(Dataset records)
+-------+

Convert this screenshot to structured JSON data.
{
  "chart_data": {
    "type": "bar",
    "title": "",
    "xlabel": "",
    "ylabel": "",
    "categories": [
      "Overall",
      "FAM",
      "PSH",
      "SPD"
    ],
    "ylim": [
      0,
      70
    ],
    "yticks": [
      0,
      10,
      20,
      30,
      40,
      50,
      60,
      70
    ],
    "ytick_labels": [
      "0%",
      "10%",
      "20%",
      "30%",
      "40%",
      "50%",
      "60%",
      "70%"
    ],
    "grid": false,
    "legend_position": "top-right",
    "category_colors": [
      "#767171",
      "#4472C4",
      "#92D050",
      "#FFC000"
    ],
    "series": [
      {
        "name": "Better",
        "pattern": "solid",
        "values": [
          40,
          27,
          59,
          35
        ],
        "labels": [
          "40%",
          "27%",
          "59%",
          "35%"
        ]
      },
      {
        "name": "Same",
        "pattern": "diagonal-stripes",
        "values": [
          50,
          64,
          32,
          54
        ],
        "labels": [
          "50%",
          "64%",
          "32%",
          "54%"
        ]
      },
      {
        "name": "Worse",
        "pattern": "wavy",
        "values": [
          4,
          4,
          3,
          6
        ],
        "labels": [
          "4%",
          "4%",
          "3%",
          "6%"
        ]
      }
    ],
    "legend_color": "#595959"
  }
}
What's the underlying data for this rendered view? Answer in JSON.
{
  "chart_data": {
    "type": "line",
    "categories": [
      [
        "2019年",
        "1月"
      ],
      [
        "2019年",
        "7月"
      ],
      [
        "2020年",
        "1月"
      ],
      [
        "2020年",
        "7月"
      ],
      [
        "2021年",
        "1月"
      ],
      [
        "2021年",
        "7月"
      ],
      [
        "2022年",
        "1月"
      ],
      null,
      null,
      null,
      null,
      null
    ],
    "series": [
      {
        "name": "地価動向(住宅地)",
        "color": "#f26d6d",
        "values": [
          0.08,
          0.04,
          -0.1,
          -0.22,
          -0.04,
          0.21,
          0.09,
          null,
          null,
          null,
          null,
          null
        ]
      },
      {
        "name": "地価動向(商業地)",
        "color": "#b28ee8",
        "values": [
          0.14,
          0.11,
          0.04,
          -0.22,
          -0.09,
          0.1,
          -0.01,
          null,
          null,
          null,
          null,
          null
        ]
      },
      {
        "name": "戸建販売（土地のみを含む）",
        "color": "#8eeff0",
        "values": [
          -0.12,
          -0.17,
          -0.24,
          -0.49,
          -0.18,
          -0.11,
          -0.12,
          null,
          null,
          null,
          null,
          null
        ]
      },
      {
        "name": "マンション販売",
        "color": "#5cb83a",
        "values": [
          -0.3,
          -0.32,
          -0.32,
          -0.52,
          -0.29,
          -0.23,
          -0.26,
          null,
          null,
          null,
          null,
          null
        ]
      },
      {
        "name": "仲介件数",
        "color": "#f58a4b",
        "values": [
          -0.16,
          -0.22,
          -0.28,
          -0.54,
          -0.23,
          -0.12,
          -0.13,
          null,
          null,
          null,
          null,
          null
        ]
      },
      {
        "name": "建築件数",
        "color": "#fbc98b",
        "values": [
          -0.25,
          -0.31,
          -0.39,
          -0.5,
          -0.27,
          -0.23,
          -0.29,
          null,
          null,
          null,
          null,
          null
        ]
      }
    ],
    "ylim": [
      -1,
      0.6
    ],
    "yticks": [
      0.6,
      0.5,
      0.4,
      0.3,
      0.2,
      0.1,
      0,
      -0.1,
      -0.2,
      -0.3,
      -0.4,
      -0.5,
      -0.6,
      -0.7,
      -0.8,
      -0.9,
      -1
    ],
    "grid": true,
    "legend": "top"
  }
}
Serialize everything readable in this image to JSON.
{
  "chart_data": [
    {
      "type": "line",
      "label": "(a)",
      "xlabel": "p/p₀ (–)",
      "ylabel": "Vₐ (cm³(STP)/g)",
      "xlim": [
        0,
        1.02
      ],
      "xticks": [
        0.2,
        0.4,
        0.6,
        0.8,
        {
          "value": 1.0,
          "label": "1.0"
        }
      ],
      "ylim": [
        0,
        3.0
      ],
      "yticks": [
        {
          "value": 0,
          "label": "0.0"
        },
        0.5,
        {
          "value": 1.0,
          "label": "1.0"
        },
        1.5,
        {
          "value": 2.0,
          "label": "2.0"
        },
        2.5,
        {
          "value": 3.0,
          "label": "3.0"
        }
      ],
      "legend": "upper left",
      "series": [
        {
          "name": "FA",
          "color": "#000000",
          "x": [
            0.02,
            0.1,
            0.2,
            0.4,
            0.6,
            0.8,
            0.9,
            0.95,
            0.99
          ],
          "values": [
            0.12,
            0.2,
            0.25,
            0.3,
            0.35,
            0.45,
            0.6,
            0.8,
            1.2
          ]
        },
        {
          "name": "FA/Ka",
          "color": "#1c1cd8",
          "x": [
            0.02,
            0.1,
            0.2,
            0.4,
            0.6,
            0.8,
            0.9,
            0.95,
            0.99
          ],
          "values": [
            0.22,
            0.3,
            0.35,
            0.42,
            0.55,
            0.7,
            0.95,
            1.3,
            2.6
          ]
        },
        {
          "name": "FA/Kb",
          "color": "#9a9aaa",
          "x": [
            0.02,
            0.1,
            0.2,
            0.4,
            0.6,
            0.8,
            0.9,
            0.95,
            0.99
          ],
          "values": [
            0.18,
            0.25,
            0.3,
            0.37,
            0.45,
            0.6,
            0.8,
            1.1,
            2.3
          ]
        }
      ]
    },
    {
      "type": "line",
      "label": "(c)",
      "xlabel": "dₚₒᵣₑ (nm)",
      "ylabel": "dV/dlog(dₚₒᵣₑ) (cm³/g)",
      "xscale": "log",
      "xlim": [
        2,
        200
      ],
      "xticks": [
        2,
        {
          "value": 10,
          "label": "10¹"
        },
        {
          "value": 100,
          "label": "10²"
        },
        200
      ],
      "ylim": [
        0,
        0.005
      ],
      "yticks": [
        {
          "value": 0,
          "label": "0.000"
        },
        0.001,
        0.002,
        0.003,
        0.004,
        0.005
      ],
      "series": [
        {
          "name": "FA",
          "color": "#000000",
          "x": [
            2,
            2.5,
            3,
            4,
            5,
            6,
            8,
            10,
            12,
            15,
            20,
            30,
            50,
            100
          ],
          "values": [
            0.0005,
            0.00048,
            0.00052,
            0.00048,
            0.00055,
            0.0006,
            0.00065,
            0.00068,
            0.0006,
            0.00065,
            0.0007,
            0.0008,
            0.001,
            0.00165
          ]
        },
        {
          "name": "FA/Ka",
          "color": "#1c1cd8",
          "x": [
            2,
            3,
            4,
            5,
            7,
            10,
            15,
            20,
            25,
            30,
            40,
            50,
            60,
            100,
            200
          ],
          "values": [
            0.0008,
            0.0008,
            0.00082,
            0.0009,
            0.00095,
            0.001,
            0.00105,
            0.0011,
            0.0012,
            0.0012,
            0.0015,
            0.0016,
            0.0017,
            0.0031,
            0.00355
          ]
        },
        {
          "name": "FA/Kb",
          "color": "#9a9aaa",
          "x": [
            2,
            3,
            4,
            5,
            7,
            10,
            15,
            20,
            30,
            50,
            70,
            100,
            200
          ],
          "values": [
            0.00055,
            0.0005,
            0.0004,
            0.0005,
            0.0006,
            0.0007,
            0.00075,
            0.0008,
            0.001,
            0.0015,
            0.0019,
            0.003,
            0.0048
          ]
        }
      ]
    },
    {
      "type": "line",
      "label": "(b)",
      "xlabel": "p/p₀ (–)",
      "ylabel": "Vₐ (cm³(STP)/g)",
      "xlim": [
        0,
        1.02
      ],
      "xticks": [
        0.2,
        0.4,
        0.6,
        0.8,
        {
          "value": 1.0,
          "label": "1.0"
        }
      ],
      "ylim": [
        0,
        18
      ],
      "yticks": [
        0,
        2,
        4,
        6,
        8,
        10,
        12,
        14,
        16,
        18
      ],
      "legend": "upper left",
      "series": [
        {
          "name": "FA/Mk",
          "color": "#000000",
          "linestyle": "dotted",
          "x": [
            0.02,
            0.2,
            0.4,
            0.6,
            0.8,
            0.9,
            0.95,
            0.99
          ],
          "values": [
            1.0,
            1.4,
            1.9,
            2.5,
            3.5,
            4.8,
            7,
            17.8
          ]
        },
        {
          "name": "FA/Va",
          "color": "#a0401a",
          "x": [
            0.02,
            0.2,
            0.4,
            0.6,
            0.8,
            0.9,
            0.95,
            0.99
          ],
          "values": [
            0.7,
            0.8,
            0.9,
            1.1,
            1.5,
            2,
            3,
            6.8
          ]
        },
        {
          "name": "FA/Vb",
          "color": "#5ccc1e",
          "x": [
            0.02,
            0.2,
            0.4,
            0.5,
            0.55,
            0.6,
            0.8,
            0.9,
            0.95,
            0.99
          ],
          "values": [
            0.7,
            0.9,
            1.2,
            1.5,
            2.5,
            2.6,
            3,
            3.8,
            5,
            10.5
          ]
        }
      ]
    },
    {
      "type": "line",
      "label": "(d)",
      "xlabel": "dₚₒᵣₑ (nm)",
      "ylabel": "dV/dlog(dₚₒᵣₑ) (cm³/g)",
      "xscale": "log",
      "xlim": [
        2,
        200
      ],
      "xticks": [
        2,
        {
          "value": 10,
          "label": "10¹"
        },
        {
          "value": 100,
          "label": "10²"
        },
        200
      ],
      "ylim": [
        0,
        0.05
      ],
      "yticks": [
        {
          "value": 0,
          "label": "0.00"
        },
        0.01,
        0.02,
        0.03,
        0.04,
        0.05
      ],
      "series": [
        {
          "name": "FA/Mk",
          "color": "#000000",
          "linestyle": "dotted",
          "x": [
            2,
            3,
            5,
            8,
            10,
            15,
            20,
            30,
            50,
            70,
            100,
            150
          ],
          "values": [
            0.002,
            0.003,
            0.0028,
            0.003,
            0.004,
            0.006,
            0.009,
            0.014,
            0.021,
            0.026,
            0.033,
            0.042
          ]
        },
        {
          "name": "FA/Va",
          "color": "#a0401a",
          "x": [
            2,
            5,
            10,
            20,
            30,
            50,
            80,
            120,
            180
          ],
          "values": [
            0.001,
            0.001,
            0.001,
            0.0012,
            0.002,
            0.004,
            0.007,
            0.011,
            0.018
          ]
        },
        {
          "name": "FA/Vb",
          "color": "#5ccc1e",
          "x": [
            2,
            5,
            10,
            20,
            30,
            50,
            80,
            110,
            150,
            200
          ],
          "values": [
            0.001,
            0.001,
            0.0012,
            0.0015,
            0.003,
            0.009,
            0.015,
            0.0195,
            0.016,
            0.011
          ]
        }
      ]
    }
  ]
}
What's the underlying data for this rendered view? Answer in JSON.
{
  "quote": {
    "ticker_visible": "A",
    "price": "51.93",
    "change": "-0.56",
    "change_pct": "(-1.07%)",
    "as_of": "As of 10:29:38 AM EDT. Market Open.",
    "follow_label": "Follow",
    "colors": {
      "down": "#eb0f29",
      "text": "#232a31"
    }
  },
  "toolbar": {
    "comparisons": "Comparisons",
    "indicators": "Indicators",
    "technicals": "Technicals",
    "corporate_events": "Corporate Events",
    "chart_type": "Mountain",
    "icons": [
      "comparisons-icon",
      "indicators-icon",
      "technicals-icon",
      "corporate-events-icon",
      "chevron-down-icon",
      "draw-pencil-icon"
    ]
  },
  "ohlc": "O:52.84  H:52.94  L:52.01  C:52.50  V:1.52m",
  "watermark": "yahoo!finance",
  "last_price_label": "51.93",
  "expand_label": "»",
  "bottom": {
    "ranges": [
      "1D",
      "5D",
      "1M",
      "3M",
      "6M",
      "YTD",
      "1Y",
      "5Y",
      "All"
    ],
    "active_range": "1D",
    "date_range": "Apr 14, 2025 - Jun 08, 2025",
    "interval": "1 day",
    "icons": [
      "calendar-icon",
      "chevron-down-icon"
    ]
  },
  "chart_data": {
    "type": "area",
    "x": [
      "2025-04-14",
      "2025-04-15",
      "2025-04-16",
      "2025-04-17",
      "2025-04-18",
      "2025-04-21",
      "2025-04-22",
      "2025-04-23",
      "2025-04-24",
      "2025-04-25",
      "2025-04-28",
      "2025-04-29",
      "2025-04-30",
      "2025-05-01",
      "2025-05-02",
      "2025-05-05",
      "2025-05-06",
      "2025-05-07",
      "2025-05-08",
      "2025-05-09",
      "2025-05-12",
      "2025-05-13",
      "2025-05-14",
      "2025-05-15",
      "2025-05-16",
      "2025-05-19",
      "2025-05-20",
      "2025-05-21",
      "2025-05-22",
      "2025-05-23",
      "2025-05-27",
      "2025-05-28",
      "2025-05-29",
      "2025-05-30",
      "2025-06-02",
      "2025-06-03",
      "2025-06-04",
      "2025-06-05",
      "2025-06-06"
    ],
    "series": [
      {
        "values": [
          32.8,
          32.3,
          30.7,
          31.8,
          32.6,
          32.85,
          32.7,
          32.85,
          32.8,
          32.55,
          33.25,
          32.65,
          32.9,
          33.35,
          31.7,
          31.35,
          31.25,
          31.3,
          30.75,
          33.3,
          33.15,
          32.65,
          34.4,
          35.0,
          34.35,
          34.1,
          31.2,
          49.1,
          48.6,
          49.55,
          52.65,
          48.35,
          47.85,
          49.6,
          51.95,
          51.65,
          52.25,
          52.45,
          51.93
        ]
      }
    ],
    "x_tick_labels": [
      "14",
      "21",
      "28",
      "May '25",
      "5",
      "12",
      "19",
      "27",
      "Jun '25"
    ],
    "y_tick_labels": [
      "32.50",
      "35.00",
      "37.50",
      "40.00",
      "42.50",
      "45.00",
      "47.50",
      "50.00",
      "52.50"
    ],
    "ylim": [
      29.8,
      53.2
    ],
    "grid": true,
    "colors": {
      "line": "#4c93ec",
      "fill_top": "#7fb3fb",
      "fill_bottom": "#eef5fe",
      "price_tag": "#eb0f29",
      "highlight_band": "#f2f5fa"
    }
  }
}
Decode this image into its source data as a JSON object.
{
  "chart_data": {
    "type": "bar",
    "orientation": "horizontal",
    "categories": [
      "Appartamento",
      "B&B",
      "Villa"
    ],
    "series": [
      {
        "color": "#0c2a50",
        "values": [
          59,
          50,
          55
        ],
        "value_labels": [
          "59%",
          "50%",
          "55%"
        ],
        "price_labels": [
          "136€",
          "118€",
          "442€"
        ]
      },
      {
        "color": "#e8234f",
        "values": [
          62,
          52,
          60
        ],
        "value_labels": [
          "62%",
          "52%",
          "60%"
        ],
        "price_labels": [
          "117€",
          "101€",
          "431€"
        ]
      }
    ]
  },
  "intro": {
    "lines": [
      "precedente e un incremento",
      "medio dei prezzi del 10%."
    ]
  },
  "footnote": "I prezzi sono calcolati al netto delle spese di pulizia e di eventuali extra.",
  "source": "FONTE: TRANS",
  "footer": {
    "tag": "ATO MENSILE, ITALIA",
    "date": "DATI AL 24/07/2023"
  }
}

+-------+

Find the word "image" in the records and pull out each line that has it.

Response to the task:
Serialize everything readable in this image to JSON.
Decode this image into its source data as a JSON object.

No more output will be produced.